OBJECTIVE> State the number of lines that include the string "JSON", and write nothing else.

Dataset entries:
* begin *

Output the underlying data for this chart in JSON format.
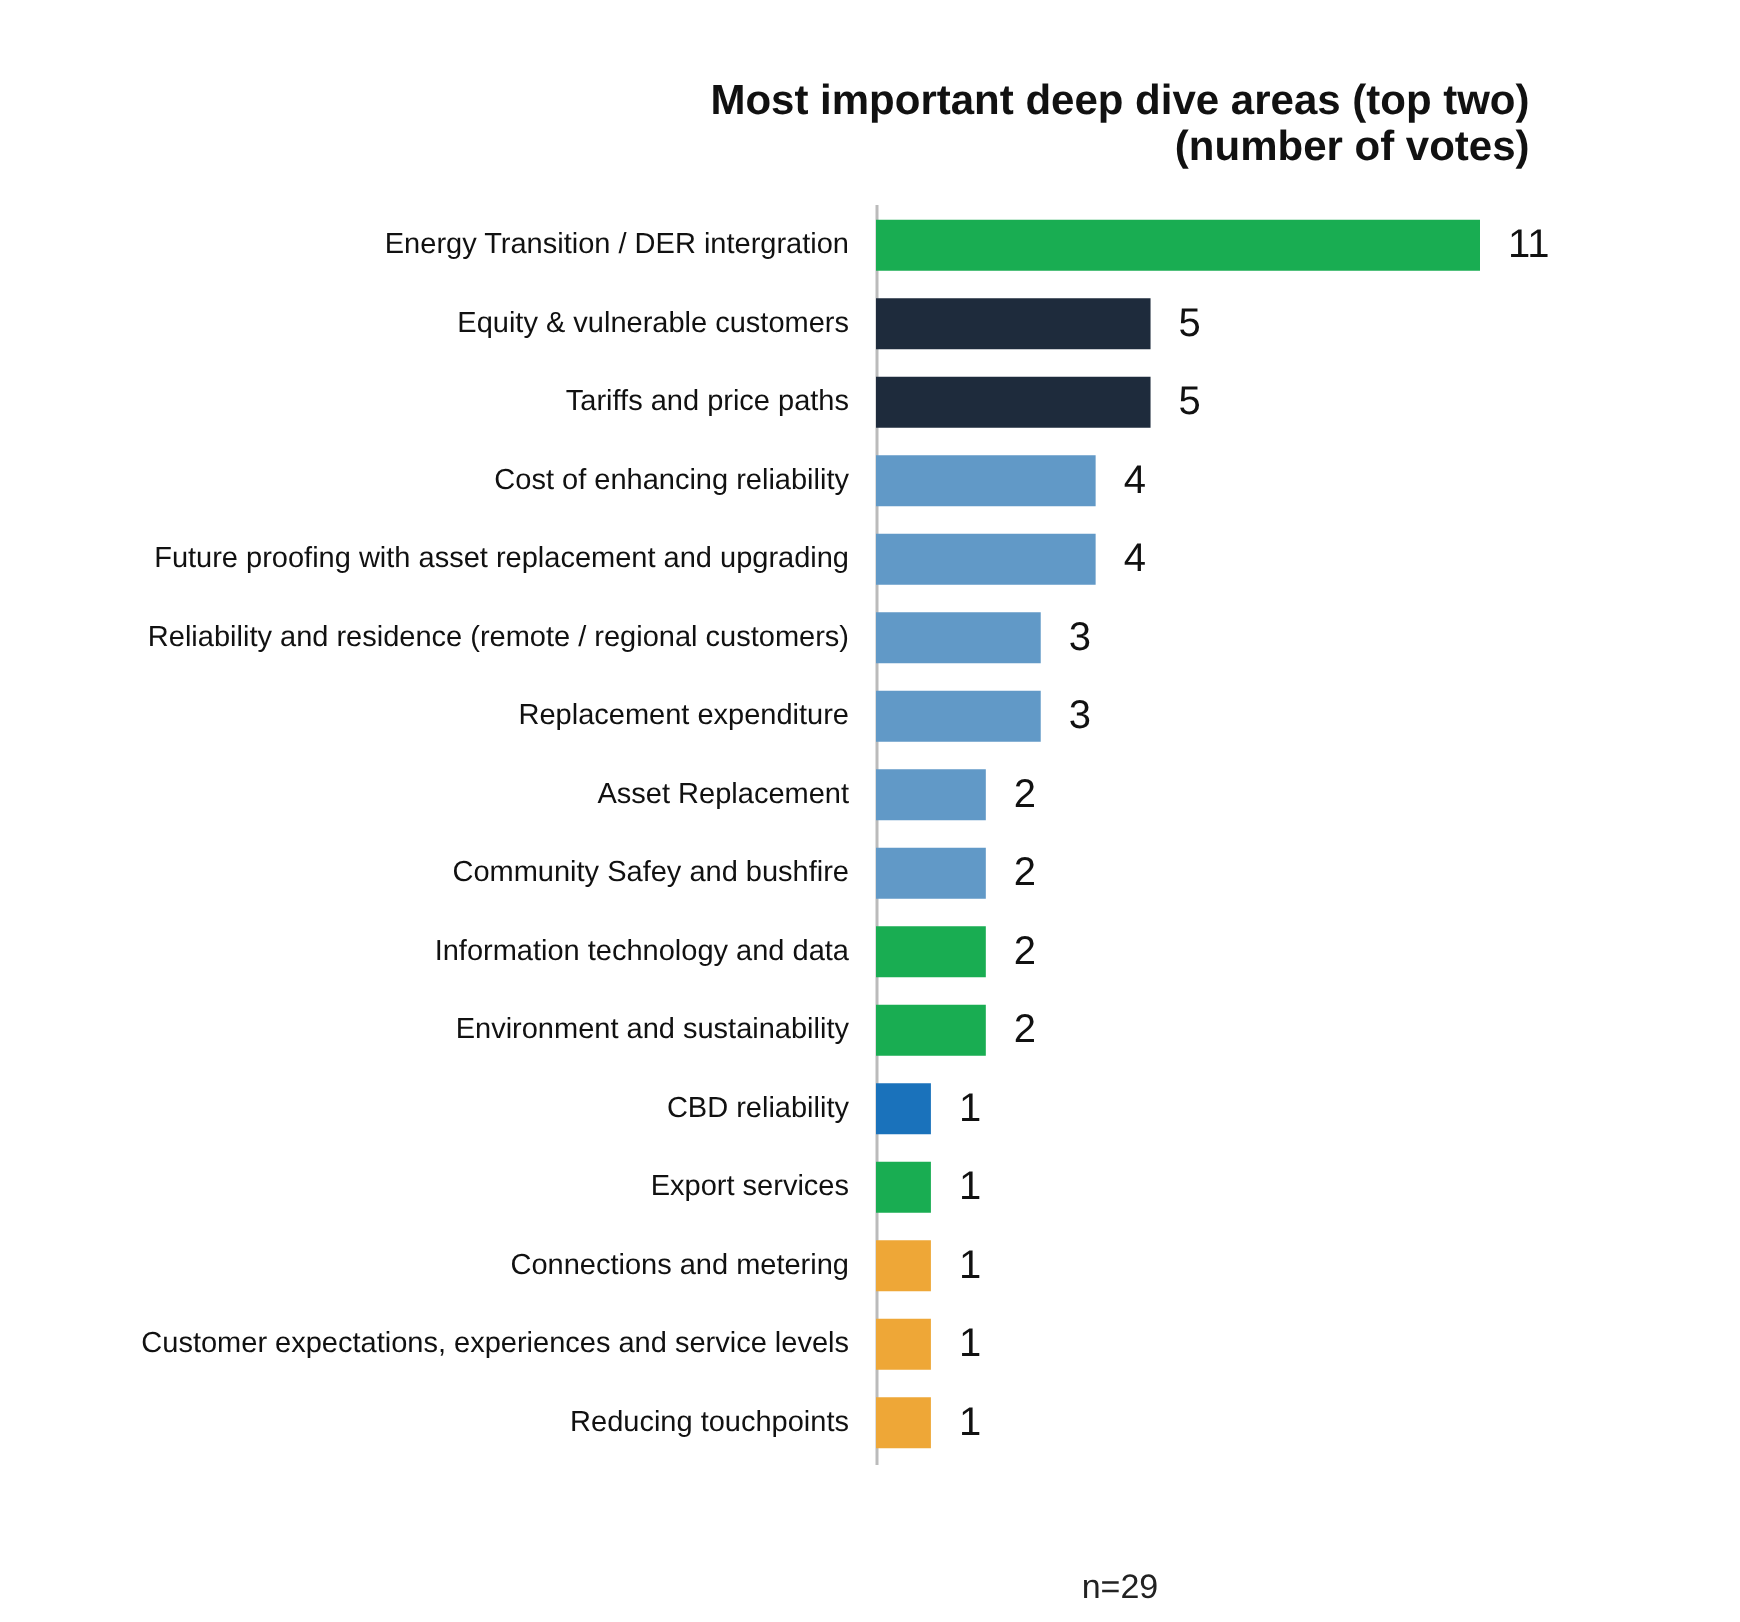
{
  "chart_data": {
    "type": "bar",
    "orientation": "horizontal",
    "title": "Most important deep dive areas (top two)\n(number of votes)",
    "categories": [
      "Energy Transition /  DER intergration",
      "Equity & vulnerable customers",
      "Tariffs and price paths",
      "Cost of enhancing reliability",
      "Future proofing with asset replacement and upgrading",
      "Reliability and residence (remote / regional customers)",
      "Replacement expenditure",
      "Asset Replacement",
      "Community Safey and bushfire",
      "Information technology and data",
      "Environment and sustainability",
      "CBD reliability",
      "Export services",
      "Connections and metering",
      "Customer expectations, experiences and service levels",
      "Reducing touchpoints"
    ],
    "values": [
      11,
      5,
      5,
      4,
      4,
      3,
      3,
      2,
      2,
      2,
      2,
      1,
      1,
      1,
      1,
      1
    ],
    "colors": [
      "#19ad52",
      "#1e2b3c",
      "#1e2b3c",
      "#6199c7",
      "#6199c7",
      "#6199c7",
      "#6199c7",
      "#6199c7",
      "#6199c7",
      "#19ad52",
      "#19ad52",
      "#1a72bb",
      "#19ad52",
      "#eea737",
      "#eea737",
      "#eea737"
    ],
    "data_labels": true,
    "grid": false,
    "annotations": [
      "n=29"
    ]
  }
}
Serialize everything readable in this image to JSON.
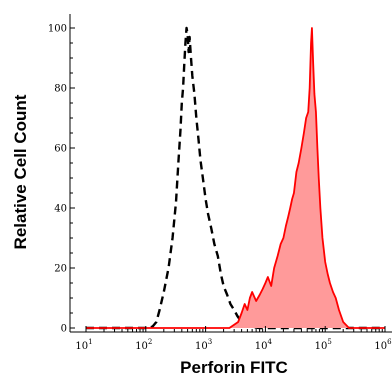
{
  "chart_data": {
    "type": "area",
    "title": "",
    "xlabel": "Perforin FITC",
    "ylabel": "Relative Cell Count",
    "xscale": "log",
    "xlim": [
      10,
      1000000
    ],
    "ylim": [
      0,
      102
    ],
    "x_ticks": [
      {
        "value": 10,
        "base": "10",
        "exp": "1"
      },
      {
        "value": 100,
        "base": "10",
        "exp": "2"
      },
      {
        "value": 1000,
        "base": "10",
        "exp": "3"
      },
      {
        "value": 10000,
        "base": "10",
        "exp": "4"
      },
      {
        "value": 100000,
        "base": "10",
        "exp": "5"
      },
      {
        "value": 1000000,
        "base": "10",
        "exp": "6"
      }
    ],
    "y_ticks": [
      "0",
      "20",
      "40",
      "60",
      "80",
      "100"
    ],
    "grid": false,
    "legend": "none",
    "series": [
      {
        "style": "dashed",
        "fill": false,
        "color": "#000000",
        "x": [
          10,
          60,
          110,
          130,
          150,
          170,
          200,
          240,
          280,
          320,
          350,
          380,
          400,
          420,
          440,
          460,
          480,
          500,
          520,
          540,
          570,
          600,
          650,
          700,
          760,
          820,
          900,
          1000,
          1100,
          1250,
          1400,
          1600,
          1800,
          2000,
          2300,
          2600,
          3000,
          3400,
          4000,
          5000,
          8000,
          30000,
          1000000
        ],
        "y": [
          0,
          0,
          0,
          0.5,
          2,
          6,
          12,
          20,
          30,
          42,
          55,
          66,
          75,
          80,
          88,
          95,
          100,
          98,
          92,
          97,
          90,
          84,
          78,
          70,
          63,
          56,
          50,
          43,
          38,
          33,
          28,
          24,
          18,
          14,
          11,
          8,
          6,
          4,
          2,
          0.5,
          0,
          0,
          0
        ]
      },
      {
        "style": "solid",
        "fill": true,
        "color": "#ff0000",
        "fill_color": "#ff9a9a",
        "x": [
          10,
          2500,
          3500,
          4000,
          4500,
          5000,
          5500,
          6000,
          7000,
          8000,
          9000,
          10000,
          11000,
          12500,
          14000,
          16000,
          18000,
          20000,
          22000,
          24000,
          26000,
          28000,
          30000,
          33000,
          36000,
          40000,
          44000,
          48000,
          52000,
          55000,
          58000,
          60000,
          63000,
          66000,
          70000,
          74000,
          78000,
          83000,
          90000,
          100000,
          110000,
          120000,
          135000,
          150000,
          170000,
          200000,
          250000,
          1000000
        ],
        "y": [
          0,
          0,
          2,
          5,
          8,
          6,
          10,
          12,
          9,
          11,
          13,
          15,
          17,
          14,
          20,
          24,
          28,
          30,
          34,
          37,
          40,
          43,
          45,
          52,
          55,
          60,
          65,
          70,
          72,
          80,
          95,
          100,
          88,
          78,
          72,
          60,
          50,
          40,
          30,
          22,
          18,
          15,
          12,
          10,
          6,
          2,
          0,
          0
        ]
      }
    ]
  }
}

* end *

PROBLEM SOLUTION> 2